Please say how many lines of the listing hold "object", with no other words in the answer.

[Data excerpts]
=-=-=-=-=

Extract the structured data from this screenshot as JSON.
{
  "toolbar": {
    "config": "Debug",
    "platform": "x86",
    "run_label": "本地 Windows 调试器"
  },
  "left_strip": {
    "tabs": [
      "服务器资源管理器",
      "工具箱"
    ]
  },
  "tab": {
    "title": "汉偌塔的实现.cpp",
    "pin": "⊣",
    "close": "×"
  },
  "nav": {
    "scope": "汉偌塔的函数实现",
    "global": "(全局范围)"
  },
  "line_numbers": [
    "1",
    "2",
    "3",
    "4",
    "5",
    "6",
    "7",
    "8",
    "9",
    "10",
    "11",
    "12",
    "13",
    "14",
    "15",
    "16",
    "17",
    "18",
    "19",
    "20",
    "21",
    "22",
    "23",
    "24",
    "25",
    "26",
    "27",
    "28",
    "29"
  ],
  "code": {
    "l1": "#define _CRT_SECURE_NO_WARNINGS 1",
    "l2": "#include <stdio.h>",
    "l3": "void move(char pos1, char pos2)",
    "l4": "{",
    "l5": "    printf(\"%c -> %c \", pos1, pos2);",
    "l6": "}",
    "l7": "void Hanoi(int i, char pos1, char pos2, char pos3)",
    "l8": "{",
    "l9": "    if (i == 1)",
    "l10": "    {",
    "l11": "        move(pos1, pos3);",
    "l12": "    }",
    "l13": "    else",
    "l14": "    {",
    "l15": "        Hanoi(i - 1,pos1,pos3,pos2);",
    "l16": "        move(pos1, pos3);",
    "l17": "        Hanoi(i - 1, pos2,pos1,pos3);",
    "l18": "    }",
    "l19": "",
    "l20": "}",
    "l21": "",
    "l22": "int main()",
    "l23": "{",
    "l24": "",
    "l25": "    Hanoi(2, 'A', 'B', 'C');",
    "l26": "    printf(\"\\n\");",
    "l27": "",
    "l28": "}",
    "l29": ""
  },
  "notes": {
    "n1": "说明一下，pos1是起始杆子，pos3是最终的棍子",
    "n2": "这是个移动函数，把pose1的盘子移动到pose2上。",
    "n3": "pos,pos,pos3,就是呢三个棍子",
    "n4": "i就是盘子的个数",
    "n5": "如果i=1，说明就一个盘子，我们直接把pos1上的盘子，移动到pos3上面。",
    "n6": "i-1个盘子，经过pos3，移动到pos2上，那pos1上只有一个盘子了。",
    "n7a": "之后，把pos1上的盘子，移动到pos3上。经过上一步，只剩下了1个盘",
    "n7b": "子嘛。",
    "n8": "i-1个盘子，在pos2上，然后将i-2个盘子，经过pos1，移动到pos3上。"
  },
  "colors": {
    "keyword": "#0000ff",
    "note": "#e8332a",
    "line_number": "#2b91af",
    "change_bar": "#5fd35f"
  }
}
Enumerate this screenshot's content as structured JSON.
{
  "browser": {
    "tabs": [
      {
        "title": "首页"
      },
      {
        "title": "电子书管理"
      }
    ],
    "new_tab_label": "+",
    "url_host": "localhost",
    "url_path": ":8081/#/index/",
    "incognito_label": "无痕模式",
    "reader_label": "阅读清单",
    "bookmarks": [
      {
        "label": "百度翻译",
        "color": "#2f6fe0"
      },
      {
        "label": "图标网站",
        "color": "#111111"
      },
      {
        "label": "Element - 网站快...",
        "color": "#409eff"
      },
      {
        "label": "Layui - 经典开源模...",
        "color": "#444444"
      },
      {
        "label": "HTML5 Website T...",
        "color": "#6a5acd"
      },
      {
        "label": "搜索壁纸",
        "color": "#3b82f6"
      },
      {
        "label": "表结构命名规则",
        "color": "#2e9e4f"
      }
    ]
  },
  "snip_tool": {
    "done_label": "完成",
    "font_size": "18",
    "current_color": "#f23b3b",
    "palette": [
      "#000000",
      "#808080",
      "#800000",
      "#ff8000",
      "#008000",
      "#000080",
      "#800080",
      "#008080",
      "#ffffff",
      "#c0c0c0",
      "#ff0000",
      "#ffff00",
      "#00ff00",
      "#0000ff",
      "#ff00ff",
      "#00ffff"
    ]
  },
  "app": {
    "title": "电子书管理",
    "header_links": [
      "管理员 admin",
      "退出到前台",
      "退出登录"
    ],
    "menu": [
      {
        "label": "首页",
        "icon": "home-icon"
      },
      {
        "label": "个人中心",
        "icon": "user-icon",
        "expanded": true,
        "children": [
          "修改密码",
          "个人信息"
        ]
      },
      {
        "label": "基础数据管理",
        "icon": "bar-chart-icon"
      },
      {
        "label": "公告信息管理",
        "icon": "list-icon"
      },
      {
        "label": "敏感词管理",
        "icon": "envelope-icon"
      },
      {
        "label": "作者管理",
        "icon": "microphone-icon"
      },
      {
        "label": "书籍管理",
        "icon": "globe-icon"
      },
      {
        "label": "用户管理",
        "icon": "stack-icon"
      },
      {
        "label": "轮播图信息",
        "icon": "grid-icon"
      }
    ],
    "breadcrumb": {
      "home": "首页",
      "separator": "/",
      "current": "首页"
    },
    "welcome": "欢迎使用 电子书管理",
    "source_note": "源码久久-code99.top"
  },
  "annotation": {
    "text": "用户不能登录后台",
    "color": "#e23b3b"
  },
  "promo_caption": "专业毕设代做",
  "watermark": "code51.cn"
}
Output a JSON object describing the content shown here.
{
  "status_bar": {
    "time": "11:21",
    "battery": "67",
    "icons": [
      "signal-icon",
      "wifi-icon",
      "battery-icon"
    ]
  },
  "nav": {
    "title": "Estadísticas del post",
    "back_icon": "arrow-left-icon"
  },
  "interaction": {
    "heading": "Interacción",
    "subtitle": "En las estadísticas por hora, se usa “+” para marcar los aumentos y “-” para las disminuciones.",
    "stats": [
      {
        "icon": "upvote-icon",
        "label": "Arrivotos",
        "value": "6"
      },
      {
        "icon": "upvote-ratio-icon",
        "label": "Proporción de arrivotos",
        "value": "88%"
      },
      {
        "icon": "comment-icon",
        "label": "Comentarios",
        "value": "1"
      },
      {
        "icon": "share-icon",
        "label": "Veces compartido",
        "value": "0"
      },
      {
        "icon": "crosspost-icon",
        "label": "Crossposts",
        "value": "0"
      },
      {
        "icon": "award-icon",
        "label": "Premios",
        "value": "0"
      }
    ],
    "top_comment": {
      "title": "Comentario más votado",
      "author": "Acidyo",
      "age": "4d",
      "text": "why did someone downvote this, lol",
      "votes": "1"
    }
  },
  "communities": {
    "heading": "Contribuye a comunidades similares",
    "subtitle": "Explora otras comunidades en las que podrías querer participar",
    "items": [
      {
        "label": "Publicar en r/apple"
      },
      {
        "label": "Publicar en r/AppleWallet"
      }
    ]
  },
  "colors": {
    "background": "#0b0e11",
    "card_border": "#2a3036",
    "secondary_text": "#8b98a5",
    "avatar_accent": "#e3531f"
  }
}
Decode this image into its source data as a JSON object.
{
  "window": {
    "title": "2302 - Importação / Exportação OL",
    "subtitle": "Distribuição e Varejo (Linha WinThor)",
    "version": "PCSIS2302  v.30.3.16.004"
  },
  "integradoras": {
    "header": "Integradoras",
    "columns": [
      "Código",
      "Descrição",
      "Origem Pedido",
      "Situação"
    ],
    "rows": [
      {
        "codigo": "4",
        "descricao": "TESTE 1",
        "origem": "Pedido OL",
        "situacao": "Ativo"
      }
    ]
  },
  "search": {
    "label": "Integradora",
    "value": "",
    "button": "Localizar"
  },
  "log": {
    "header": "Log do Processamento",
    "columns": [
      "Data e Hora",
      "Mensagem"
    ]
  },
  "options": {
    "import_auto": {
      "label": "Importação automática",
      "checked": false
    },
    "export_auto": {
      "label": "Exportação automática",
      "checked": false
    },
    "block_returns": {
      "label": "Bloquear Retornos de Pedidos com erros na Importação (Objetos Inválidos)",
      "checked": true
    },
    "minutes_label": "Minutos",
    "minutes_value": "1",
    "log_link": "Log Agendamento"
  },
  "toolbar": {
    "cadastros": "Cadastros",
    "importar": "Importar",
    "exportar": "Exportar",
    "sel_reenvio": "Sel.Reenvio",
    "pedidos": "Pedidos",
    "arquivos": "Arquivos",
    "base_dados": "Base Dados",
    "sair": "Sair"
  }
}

=-=-=-=-=

_Task response_.
2